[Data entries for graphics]
# # # #

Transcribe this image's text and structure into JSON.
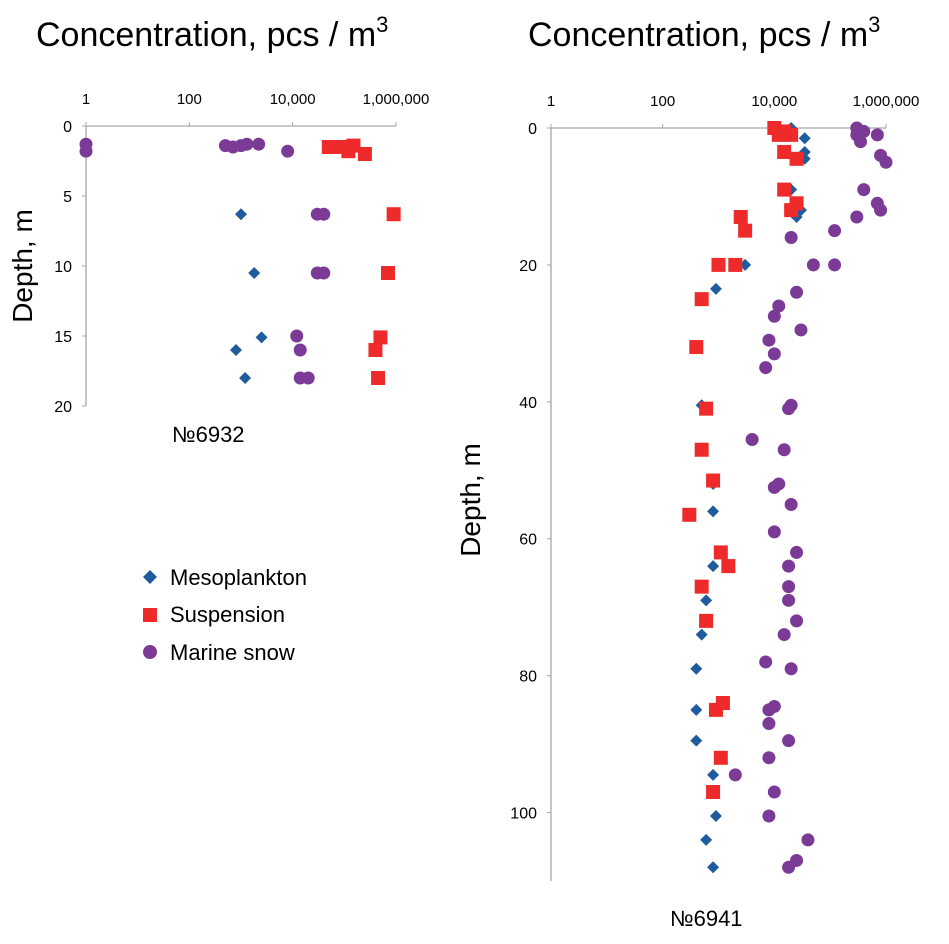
{
  "colors": {
    "mesoplankton": "#1f5c9e",
    "suspension": "#ee2a2a",
    "marine_snow": "#7b3a96"
  },
  "legend": {
    "placement": "left-middle",
    "items": [
      {
        "key": "mesoplankton",
        "label": "Mesoplankton",
        "marker": "diamond"
      },
      {
        "key": "suspension",
        "label": "Suspension",
        "marker": "square"
      },
      {
        "key": "marine_snow",
        "label": "Marine snow",
        "marker": "circle"
      }
    ]
  },
  "chart_data": [
    {
      "type": "scatter",
      "title": "Concentration, pcs / m",
      "title_sup": "3",
      "ylabel": "Depth, m",
      "station_label": "№6932",
      "x_scale": "log",
      "xlim": [
        1,
        1000000
      ],
      "x_ticks": [
        1,
        100,
        10000,
        1000000
      ],
      "x_tick_labels": [
        "1",
        "100",
        "10,000",
        "1,000,000"
      ],
      "y_inverted": true,
      "ylim": [
        0,
        20
      ],
      "y_ticks": [
        0,
        5,
        10,
        15,
        20
      ],
      "y_tick_labels": [
        "0",
        "5",
        "10",
        "15",
        "20"
      ],
      "series": [
        {
          "key": "mesoplankton",
          "name": "Mesoplankton",
          "points": [
            [
              1000,
              6.3
            ],
            [
              1800,
              10.5
            ],
            [
              2500,
              15.1
            ],
            [
              800,
              16
            ],
            [
              1200,
              18
            ]
          ]
        },
        {
          "key": "suspension",
          "name": "Suspension",
          "points": [
            [
              50000,
              1.5
            ],
            [
              100000,
              1.5
            ],
            [
              150000,
              1.4
            ],
            [
              250000,
              2
            ],
            [
              120000,
              1.8
            ],
            [
              70000,
              1.5
            ],
            [
              900000,
              6.3
            ],
            [
              700000,
              10.5
            ],
            [
              500000,
              15.1
            ],
            [
              400000,
              16
            ],
            [
              450000,
              18
            ]
          ]
        },
        {
          "key": "marine_snow",
          "name": "Marine snow",
          "points": [
            [
              1,
              1.3
            ],
            [
              1,
              1.8
            ],
            [
              500,
              1.4
            ],
            [
              700,
              1.5
            ],
            [
              1000,
              1.4
            ],
            [
              1300,
              1.3
            ],
            [
              2200,
              1.3
            ],
            [
              8000,
              1.8
            ],
            [
              30000,
              6.3
            ],
            [
              40000,
              6.3
            ],
            [
              30000,
              10.5
            ],
            [
              40000,
              10.5
            ],
            [
              12000,
              15
            ],
            [
              14000,
              16
            ],
            [
              14000,
              18
            ],
            [
              20000,
              18
            ]
          ]
        }
      ]
    },
    {
      "type": "scatter",
      "title": "Concentration, pcs / m",
      "title_sup": "3",
      "ylabel": "Depth, m",
      "station_label": "№6941",
      "x_scale": "log",
      "xlim": [
        1,
        1000000
      ],
      "x_ticks": [
        1,
        100,
        10000,
        1000000
      ],
      "x_tick_labels": [
        "1",
        "100",
        "10,000",
        "1,000,000"
      ],
      "y_inverted": true,
      "ylim": [
        0,
        110
      ],
      "y_ticks": [
        0,
        20,
        40,
        60,
        80,
        100
      ],
      "y_tick_labels": [
        "0",
        "20",
        "40",
        "60",
        "80",
        "100"
      ],
      "series": [
        {
          "key": "mesoplankton",
          "name": "Mesoplankton",
          "points": [
            [
              20000,
              0
            ],
            [
              35000,
              1.5
            ],
            [
              35000,
              3.5
            ],
            [
              35000,
              4.5
            ],
            [
              20000,
              9
            ],
            [
              30000,
              12
            ],
            [
              25000,
              13
            ],
            [
              3000,
              20
            ],
            [
              900,
              23.5
            ],
            [
              500,
              40.5
            ],
            [
              800,
              52
            ],
            [
              800,
              56
            ],
            [
              800,
              64
            ],
            [
              600,
              69
            ],
            [
              500,
              74
            ],
            [
              400,
              79
            ],
            [
              400,
              85
            ],
            [
              400,
              89.5
            ],
            [
              800,
              94.5
            ],
            [
              900,
              100.5
            ],
            [
              600,
              104
            ],
            [
              800,
              108
            ]
          ]
        },
        {
          "key": "suspension",
          "name": "Suspension",
          "points": [
            [
              10000,
              0
            ],
            [
              15000,
              0.5
            ],
            [
              12000,
              1
            ],
            [
              20000,
              1
            ],
            [
              15000,
              3.5
            ],
            [
              25000,
              4.5
            ],
            [
              15000,
              9
            ],
            [
              20000,
              12
            ],
            [
              25000,
              11
            ],
            [
              2500,
              13
            ],
            [
              3000,
              15
            ],
            [
              1000,
              20
            ],
            [
              2000,
              20
            ],
            [
              500,
              25
            ],
            [
              400,
              32
            ],
            [
              600,
              41
            ],
            [
              500,
              47
            ],
            [
              800,
              51.5
            ],
            [
              300,
              56.5
            ],
            [
              1100,
              62
            ],
            [
              1500,
              64
            ],
            [
              500,
              67
            ],
            [
              600,
              72
            ],
            [
              1200,
              84
            ],
            [
              900,
              85
            ],
            [
              1100,
              92
            ],
            [
              800,
              97
            ]
          ]
        },
        {
          "key": "marine_snow",
          "name": "Marine snow",
          "points": [
            [
              300000,
              0
            ],
            [
              400000,
              0.5
            ],
            [
              300000,
              1
            ],
            [
              700000,
              1
            ],
            [
              350000,
              2
            ],
            [
              800000,
              4
            ],
            [
              1000000,
              5
            ],
            [
              400000,
              9
            ],
            [
              700000,
              11
            ],
            [
              800000,
              12
            ],
            [
              300000,
              13
            ],
            [
              120000,
              15
            ],
            [
              50000,
              20
            ],
            [
              120000,
              20
            ],
            [
              20000,
              16
            ],
            [
              25000,
              24
            ],
            [
              12000,
              26
            ],
            [
              30000,
              29.5
            ],
            [
              10000,
              27.5
            ],
            [
              8000,
              31
            ],
            [
              10000,
              33
            ],
            [
              7000,
              35
            ],
            [
              20000,
              40.5
            ],
            [
              18000,
              41
            ],
            [
              4000,
              45.5
            ],
            [
              15000,
              47
            ],
            [
              12000,
              52
            ],
            [
              10000,
              52.5
            ],
            [
              20000,
              55
            ],
            [
              10000,
              59
            ],
            [
              25000,
              62
            ],
            [
              18000,
              64
            ],
            [
              18000,
              67
            ],
            [
              18000,
              69
            ],
            [
              25000,
              72
            ],
            [
              15000,
              74
            ],
            [
              7000,
              78
            ],
            [
              20000,
              79
            ],
            [
              10000,
              84.5
            ],
            [
              8000,
              85
            ],
            [
              8000,
              87
            ],
            [
              18000,
              89.5
            ],
            [
              8000,
              92
            ],
            [
              2000,
              94.5
            ],
            [
              10000,
              97
            ],
            [
              8000,
              100.5
            ],
            [
              40000,
              104
            ],
            [
              25000,
              107
            ],
            [
              18000,
              108
            ]
          ]
        }
      ]
    }
  ]
}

# # # #

== Exercise description ==
Apart from the pictures, the entries above are to be repeated in full and exactly.

== Solution to this task ==
Transcribe this image's text and structure into JSON.
{
  "colors": {
    "mesoplankton": "#1f5c9e",
    "suspension": "#ee2a2a",
    "marine_snow": "#7b3a96"
  },
  "legend": {
    "placement": "left-middle",
    "items": [
      {
        "key": "mesoplankton",
        "label": "Mesoplankton",
        "marker": "diamond"
      },
      {
        "key": "suspension",
        "label": "Suspension",
        "marker": "square"
      },
      {
        "key": "marine_snow",
        "label": "Marine snow",
        "marker": "circle"
      }
    ]
  },
  "chart_data": [
    {
      "type": "scatter",
      "title": "Concentration, pcs / m",
      "title_sup": "3",
      "ylabel": "Depth, m",
      "station_label": "№6932",
      "x_scale": "log",
      "xlim": [
        1,
        1000000
      ],
      "x_ticks": [
        1,
        100,
        10000,
        1000000
      ],
      "x_tick_labels": [
        "1",
        "100",
        "10,000",
        "1,000,000"
      ],
      "y_inverted": true,
      "ylim": [
        0,
        20
      ],
      "y_ticks": [
        0,
        5,
        10,
        15,
        20
      ],
      "y_tick_labels": [
        "0",
        "5",
        "10",
        "15",
        "20"
      ],
      "series": [
        {
          "key": "mesoplankton",
          "name": "Mesoplankton",
          "points": [
            [
              1000,
              6.3
            ],
            [
              1800,
              10.5
            ],
            [
              2500,
              15.1
            ],
            [
              800,
              16
            ],
            [
              1200,
              18
            ]
          ]
        },
        {
          "key": "suspension",
          "name": "Suspension",
          "points": [
            [
              50000,
              1.5
            ],
            [
              100000,
              1.5
            ],
            [
              150000,
              1.4
            ],
            [
              250000,
              2
            ],
            [
              120000,
              1.8
            ],
            [
              70000,
              1.5
            ],
            [
              900000,
              6.3
            ],
            [
              700000,
              10.5
            ],
            [
              500000,
              15.1
            ],
            [
              400000,
              16
            ],
            [
              450000,
              18
            ]
          ]
        },
        {
          "key": "marine_snow",
          "name": "Marine snow",
          "points": [
            [
              1,
              1.3
            ],
            [
              1,
              1.8
            ],
            [
              500,
              1.4
            ],
            [
              700,
              1.5
            ],
            [
              1000,
              1.4
            ],
            [
              1300,
              1.3
            ],
            [
              2200,
              1.3
            ],
            [
              8000,
              1.8
            ],
            [
              30000,
              6.3
            ],
            [
              40000,
              6.3
            ],
            [
              30000,
              10.5
            ],
            [
              40000,
              10.5
            ],
            [
              12000,
              15
            ],
            [
              14000,
              16
            ],
            [
              14000,
              18
            ],
            [
              20000,
              18
            ]
          ]
        }
      ]
    },
    {
      "type": "scatter",
      "title": "Concentration, pcs / m",
      "title_sup": "3",
      "ylabel": "Depth, m",
      "station_label": "№6941",
      "x_scale": "log",
      "xlim": [
        1,
        1000000
      ],
      "x_ticks": [
        1,
        100,
        10000,
        1000000
      ],
      "x_tick_labels": [
        "1",
        "100",
        "10,000",
        "1,000,000"
      ],
      "y_inverted": true,
      "ylim": [
        0,
        110
      ],
      "y_ticks": [
        0,
        20,
        40,
        60,
        80,
        100
      ],
      "y_tick_labels": [
        "0",
        "20",
        "40",
        "60",
        "80",
        "100"
      ],
      "series": [
        {
          "key": "mesoplankton",
          "name": "Mesoplankton",
          "points": [
            [
              20000,
              0
            ],
            [
              35000,
              1.5
            ],
            [
              35000,
              3.5
            ],
            [
              35000,
              4.5
            ],
            [
              20000,
              9
            ],
            [
              30000,
              12
            ],
            [
              25000,
              13
            ],
            [
              3000,
              20
            ],
            [
              900,
              23.5
            ],
            [
              500,
              40.5
            ],
            [
              800,
              52
            ],
            [
              800,
              56
            ],
            [
              800,
              64
            ],
            [
              600,
              69
            ],
            [
              500,
              74
            ],
            [
              400,
              79
            ],
            [
              400,
              85
            ],
            [
              400,
              89.5
            ],
            [
              800,
              94.5
            ],
            [
              900,
              100.5
            ],
            [
              600,
              104
            ],
            [
              800,
              108
            ]
          ]
        },
        {
          "key": "suspension",
          "name": "Suspension",
          "points": [
            [
              10000,
              0
            ],
            [
              15000,
              0.5
            ],
            [
              12000,
              1
            ],
            [
              20000,
              1
            ],
            [
              15000,
              3.5
            ],
            [
              25000,
              4.5
            ],
            [
              15000,
              9
            ],
            [
              20000,
              12
            ],
            [
              25000,
              11
            ],
            [
              2500,
              13
            ],
            [
              3000,
              15
            ],
            [
              1000,
              20
            ],
            [
              2000,
              20
            ],
            [
              500,
              25
            ],
            [
              400,
              32
            ],
            [
              600,
              41
            ],
            [
              500,
              47
            ],
            [
              800,
              51.5
            ],
            [
              300,
              56.5
            ],
            [
              1100,
              62
            ],
            [
              1500,
              64
            ],
            [
              500,
              67
            ],
            [
              600,
              72
            ],
            [
              1200,
              84
            ],
            [
              900,
              85
            ],
            [
              1100,
              92
            ],
            [
              800,
              97
            ]
          ]
        },
        {
          "key": "marine_snow",
          "name": "Marine snow",
          "points": [
            [
              300000,
              0
            ],
            [
              400000,
              0.5
            ],
            [
              300000,
              1
            ],
            [
              700000,
              1
            ],
            [
              350000,
              2
            ],
            [
              800000,
              4
            ],
            [
              1000000,
              5
            ],
            [
              400000,
              9
            ],
            [
              700000,
              11
            ],
            [
              800000,
              12
            ],
            [
              300000,
              13
            ],
            [
              120000,
              15
            ],
            [
              50000,
              20
            ],
            [
              120000,
              20
            ],
            [
              20000,
              16
            ],
            [
              25000,
              24
            ],
            [
              12000,
              26
            ],
            [
              30000,
              29.5
            ],
            [
              10000,
              27.5
            ],
            [
              8000,
              31
            ],
            [
              10000,
              33
            ],
            [
              7000,
              35
            ],
            [
              20000,
              40.5
            ],
            [
              18000,
              41
            ],
            [
              4000,
              45.5
            ],
            [
              15000,
              47
            ],
            [
              12000,
              52
            ],
            [
              10000,
              52.5
            ],
            [
              20000,
              55
            ],
            [
              10000,
              59
            ],
            [
              25000,
              62
            ],
            [
              18000,
              64
            ],
            [
              18000,
              67
            ],
            [
              18000,
              69
            ],
            [
              25000,
              72
            ],
            [
              15000,
              74
            ],
            [
              7000,
              78
            ],
            [
              20000,
              79
            ],
            [
              10000,
              84.5
            ],
            [
              8000,
              85
            ],
            [
              8000,
              87
            ],
            [
              18000,
              89.5
            ],
            [
              8000,
              92
            ],
            [
              2000,
              94.5
            ],
            [
              10000,
              97
            ],
            [
              8000,
              100.5
            ],
            [
              40000,
              104
            ],
            [
              25000,
              107
            ],
            [
              18000,
              108
            ]
          ]
        }
      ]
    }
  ]
}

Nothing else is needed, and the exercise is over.